__Your objective__: Repeat every line of the listing below word for word, without changing anything.

•••••

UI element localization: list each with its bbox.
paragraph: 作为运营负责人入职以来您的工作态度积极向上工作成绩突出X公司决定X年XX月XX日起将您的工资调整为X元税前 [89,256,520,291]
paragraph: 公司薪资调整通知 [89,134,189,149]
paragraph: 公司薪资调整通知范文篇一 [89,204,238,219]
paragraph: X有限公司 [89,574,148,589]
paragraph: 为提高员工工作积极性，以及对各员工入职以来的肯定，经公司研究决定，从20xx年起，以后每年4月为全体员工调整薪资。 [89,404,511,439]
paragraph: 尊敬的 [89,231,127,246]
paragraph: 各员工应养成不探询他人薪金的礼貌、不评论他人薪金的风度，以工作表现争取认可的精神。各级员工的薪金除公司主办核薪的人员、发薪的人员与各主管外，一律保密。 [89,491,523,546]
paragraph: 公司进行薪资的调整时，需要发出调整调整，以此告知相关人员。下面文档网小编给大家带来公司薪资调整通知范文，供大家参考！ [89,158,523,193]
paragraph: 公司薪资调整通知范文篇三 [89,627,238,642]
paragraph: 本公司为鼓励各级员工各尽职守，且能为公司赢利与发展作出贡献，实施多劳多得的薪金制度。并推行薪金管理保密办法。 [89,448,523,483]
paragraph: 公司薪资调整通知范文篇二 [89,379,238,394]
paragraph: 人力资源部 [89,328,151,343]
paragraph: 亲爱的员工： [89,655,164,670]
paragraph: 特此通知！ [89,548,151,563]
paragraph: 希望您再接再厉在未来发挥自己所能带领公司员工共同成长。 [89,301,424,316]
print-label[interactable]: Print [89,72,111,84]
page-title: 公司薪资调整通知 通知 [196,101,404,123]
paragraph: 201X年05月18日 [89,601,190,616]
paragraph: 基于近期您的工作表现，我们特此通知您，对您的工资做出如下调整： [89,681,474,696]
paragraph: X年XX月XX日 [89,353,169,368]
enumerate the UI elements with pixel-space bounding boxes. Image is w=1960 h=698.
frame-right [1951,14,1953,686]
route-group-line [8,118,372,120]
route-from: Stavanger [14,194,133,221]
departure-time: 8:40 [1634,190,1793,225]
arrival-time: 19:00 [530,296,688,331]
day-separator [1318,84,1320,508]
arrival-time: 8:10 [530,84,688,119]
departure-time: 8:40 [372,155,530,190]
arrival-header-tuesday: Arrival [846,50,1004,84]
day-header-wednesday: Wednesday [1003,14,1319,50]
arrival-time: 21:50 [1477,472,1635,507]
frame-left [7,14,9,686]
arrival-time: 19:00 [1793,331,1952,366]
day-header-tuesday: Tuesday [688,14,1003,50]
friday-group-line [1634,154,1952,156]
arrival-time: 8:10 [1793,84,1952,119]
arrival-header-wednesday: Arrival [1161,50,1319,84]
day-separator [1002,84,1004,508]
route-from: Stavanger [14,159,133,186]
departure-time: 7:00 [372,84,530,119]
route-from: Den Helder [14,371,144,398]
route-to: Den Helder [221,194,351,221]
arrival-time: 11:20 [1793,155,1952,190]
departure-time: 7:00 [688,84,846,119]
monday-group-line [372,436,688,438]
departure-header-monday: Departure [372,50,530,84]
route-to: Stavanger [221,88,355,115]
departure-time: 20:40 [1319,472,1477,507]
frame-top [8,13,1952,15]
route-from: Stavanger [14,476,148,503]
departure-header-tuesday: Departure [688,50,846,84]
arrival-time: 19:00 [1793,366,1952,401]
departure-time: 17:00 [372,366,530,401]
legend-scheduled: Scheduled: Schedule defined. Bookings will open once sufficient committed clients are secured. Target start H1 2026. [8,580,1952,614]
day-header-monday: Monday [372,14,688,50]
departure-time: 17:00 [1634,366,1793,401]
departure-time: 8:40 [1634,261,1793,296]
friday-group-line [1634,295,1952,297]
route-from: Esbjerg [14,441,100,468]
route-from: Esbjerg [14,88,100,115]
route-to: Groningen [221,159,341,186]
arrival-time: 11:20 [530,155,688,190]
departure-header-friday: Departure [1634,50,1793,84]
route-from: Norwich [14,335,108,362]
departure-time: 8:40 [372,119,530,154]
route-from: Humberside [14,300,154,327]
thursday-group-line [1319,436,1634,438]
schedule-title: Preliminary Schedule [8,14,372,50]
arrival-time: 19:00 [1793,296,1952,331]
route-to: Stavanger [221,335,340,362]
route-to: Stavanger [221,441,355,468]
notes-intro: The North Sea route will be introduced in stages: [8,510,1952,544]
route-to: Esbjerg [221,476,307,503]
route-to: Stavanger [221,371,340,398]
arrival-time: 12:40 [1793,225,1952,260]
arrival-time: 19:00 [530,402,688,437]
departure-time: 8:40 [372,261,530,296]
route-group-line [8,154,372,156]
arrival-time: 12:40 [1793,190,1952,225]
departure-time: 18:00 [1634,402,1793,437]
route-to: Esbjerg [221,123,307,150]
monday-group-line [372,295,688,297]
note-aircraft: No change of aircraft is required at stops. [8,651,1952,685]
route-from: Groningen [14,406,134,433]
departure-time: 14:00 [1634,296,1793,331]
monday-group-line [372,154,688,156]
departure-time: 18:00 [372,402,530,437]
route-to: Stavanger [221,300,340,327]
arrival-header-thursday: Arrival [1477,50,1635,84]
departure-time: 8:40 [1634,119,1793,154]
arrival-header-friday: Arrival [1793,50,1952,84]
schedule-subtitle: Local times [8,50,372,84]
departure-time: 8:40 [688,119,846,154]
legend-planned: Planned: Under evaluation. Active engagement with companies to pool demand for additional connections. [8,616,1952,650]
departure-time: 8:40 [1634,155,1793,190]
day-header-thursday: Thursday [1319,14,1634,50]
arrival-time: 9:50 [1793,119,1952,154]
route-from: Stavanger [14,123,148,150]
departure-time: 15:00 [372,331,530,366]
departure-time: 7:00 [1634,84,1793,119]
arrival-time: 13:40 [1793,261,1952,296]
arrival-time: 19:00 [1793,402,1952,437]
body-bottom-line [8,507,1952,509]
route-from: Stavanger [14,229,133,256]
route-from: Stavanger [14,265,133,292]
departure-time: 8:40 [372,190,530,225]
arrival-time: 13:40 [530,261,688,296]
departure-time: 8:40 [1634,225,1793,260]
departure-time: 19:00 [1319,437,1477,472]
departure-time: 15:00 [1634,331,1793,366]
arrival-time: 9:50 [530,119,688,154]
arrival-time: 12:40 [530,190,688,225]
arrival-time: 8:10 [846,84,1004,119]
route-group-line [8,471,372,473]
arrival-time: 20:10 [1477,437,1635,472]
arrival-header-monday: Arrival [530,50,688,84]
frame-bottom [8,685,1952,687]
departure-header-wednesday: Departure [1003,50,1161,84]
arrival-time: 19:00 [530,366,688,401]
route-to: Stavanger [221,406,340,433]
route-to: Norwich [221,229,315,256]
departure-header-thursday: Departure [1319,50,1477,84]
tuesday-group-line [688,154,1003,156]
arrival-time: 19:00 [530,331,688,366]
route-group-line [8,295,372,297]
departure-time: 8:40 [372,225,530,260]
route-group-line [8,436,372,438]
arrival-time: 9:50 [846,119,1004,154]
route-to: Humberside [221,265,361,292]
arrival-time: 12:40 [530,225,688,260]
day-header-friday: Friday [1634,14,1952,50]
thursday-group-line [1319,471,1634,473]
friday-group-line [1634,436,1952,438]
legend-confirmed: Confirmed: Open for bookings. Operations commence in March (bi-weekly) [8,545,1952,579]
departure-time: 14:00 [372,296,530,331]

•••••

__Task result__:
UI element localization: list each with its bbox.
paragraph: 作为运营负责人入职以来您的工作态度积极向上工作成绩突出X公司决定X年XX月XX日起将您的工资调整为X元税前 [89,256,520,291]
paragraph: 公司薪资调整通知 [89,134,189,149]
paragraph: 公司薪资调整通知范文篇一 [89,204,238,219]
paragraph: X有限公司 [89,574,148,589]
paragraph: 为提高员工工作积极性，以及对各员工入职以来的肯定，经公司研究决定，从20xx年起，以后每年4月为全体员工调整薪资。 [89,404,511,439]
paragraph: 尊敬的 [89,231,127,246]
paragraph: 各员工应养成不探询他人薪金的礼貌、不评论他人薪金的风度，以工作表现争取认可的精神。各级员工的薪金除公司主办核薪的人员、发薪的人员与各主管外，一律保密。 [89,491,523,546]
paragraph: 公司进行薪资的调整时，需要发出调整调整，以此告知相关人员。下面文档网小编给大家带来公司薪资调整通知范文，供大家参考！ [89,158,523,193]
paragraph: 公司薪资调整通知范文篇三 [89,627,238,642]
paragraph: 本公司为鼓励各级员工各尽职守，且能为公司赢利与发展作出贡献，实施多劳多得的薪金制度。并推行薪金管理保密办法。 [89,448,523,483]
paragraph: 公司薪资调整通知范文篇二 [89,379,238,394]
paragraph: 人力资源部 [89,328,151,343]
paragraph: 亲爱的员工： [89,655,164,670]
paragraph: 特此通知！ [89,548,151,563]
paragraph: 希望您再接再厉在未来发挥自己所能带领公司员工共同成长。 [89,301,424,316]
print-label[interactable]: Print [89,72,111,84]
page-title: 公司薪资调整通知 通知 [196,101,404,123]
paragraph: 201X年05月18日 [89,601,190,616]
paragraph: 基于近期您的工作表现，我们特此通知您，对您的工资做出如下调整： [89,681,474,696]
paragraph: X年XX月XX日 [89,353,169,368]
enumerate the UI elements with pixel-space bounding boxes. Image is w=1960 h=698.
frame-right [1951,14,1953,686]
route-group-line [8,118,372,120]
route-from: Stavanger [14,194,133,221]
departure-time: 8:40 [1634,190,1793,225]
arrival-time: 19:00 [530,296,688,331]
day-separator [1318,84,1320,508]
arrival-time: 8:10 [530,84,688,119]
departure-time: 8:40 [372,155,530,190]
arrival-header-tuesday: Arrival [846,50,1004,84]
day-header-wednesday: Wednesday [1003,14,1319,50]
arrival-time: 21:50 [1477,472,1635,507]
frame-left [7,14,9,686]
arrival-time: 19:00 [1793,331,1952,366]
day-header-tuesday: Tuesday [688,14,1003,50]
friday-group-line [1634,154,1952,156]
arrival-time: 8:10 [1793,84,1952,119]
arrival-header-wednesday: Arrival [1161,50,1319,84]
day-separator [1002,84,1004,508]
route-from: Stavanger [14,159,133,186]
departure-time: 7:00 [372,84,530,119]
route-from: Den Helder [14,371,144,398]
route-to: Den Helder [221,194,351,221]
arrival-time: 11:20 [1793,155,1952,190]
departure-time: 7:00 [688,84,846,119]
monday-group-line [372,436,688,438]
departure-header-monday: Departure [372,50,530,84]
route-to: Stavanger [221,88,355,115]
departure-time: 20:40 [1319,472,1477,507]
frame-top [8,13,1952,15]
route-from: Stavanger [14,476,148,503]
departure-header-tuesday: Departure [688,50,846,84]
arrival-time: 19:00 [1793,366,1952,401]
departure-time: 17:00 [372,366,530,401]
legend-scheduled: Scheduled: Schedule defined. Bookings will open once sufficient committed clients are secured. Target start H1 2026. [8,580,1952,614]
day-header-monday: Monday [372,14,688,50]
departure-time: 17:00 [1634,366,1793,401]
departure-time: 8:40 [1634,261,1793,296]
friday-group-line [1634,295,1952,297]
route-from: Esbjerg [14,441,100,468]
route-from: Esbjerg [14,88,100,115]
route-to: Groningen [221,159,341,186]
arrival-time: 11:20 [530,155,688,190]
departure-header-friday: Departure [1634,50,1793,84]
route-from: Norwich [14,335,108,362]
departure-time: 8:40 [372,119,530,154]
route-from: Humberside [14,300,154,327]
thursday-group-line [1319,436,1634,438]
schedule-title: Preliminary Schedule [8,14,372,50]
arrival-time: 19:00 [1793,296,1952,331]
route-to: Stavanger [221,335,340,362]
route-to: Stavanger [221,441,355,468]
notes-intro: The North Sea route will be introduced in stages: [8,510,1952,544]
route-to: Esbjerg [221,476,307,503]
route-to: Stavanger [221,371,340,398]
arrival-time: 12:40 [1793,225,1952,260]
arrival-time: 19:00 [530,402,688,437]
departure-time: 8:40 [372,261,530,296]
route-group-line [8,154,372,156]
arrival-time: 12:40 [1793,190,1952,225]
departure-time: 18:00 [1634,402,1793,437]
route-to: Esbjerg [221,123,307,150]
monday-group-line [372,295,688,297]
note-aircraft: No change of aircraft is required at stops. [8,651,1952,685]
route-from: Groningen [14,406,134,433]
departure-time: 14:00 [1634,296,1793,331]
monday-group-line [372,154,688,156]
departure-time: 18:00 [372,402,530,437]
route-to: Stavanger [221,300,340,327]
arrival-header-thursday: Arrival [1477,50,1635,84]
departure-time: 8:40 [1634,119,1793,154]
arrival-header-friday: Arrival [1793,50,1952,84]
schedule-subtitle: Local times [8,50,372,84]
departure-time: 8:40 [688,119,846,154]
legend-planned: Planned: Under evaluation. Active engagement with companies to pool demand for additional connections. [8,616,1952,650]
departure-time: 8:40 [1634,155,1793,190]
day-header-thursday: Thursday [1319,14,1634,50]
arrival-time: 9:50 [1793,119,1952,154]
route-from: Stavanger [14,123,148,150]
departure-time: 15:00 [372,331,530,366]
departure-time: 7:00 [1634,84,1793,119]
arrival-time: 13:40 [1793,261,1952,296]
arrival-time: 19:00 [1793,402,1952,437]
body-bottom-line [8,507,1952,509]
route-from: Stavanger [14,229,133,256]
route-from: Stavanger [14,265,133,292]
departure-time: 8:40 [372,190,530,225]
arrival-time: 13:40 [530,261,688,296]
departure-time: 8:40 [1634,225,1793,260]
departure-time: 19:00 [1319,437,1477,472]
departure-time: 15:00 [1634,331,1793,366]
arrival-time: 9:50 [530,119,688,154]
arrival-time: 12:40 [530,190,688,225]
arrival-time: 8:10 [846,84,1004,119]
route-group-line [8,471,372,473]
arrival-time: 20:10 [1477,437,1635,472]
arrival-header-monday: Arrival [530,50,688,84]
frame-bottom [8,685,1952,687]
departure-header-wednesday: Departure [1003,50,1161,84]
arrival-time: 19:00 [530,366,688,401]
route-to: Stavanger [221,406,340,433]
route-to: Norwich [221,229,315,256]
departure-header-thursday: Departure [1319,50,1477,84]
tuesday-group-line [688,154,1003,156]
arrival-time: 19:00 [530,331,688,366]
route-group-line [8,295,372,297]
departure-time: 8:40 [372,225,530,260]
route-group-line [8,436,372,438]
arrival-time: 9:50 [846,119,1004,154]
route-to: Humberside [221,265,361,292]
arrival-time: 12:40 [530,225,688,260]
day-header-friday: Friday [1634,14,1952,50]
thursday-group-line [1319,471,1634,473]
friday-group-line [1634,436,1952,438]
legend-confirmed: Confirmed: Open for bookings. Operations commence in March (bi-weekly) [8,545,1952,579]
departure-time: 14:00 [372,296,530,331]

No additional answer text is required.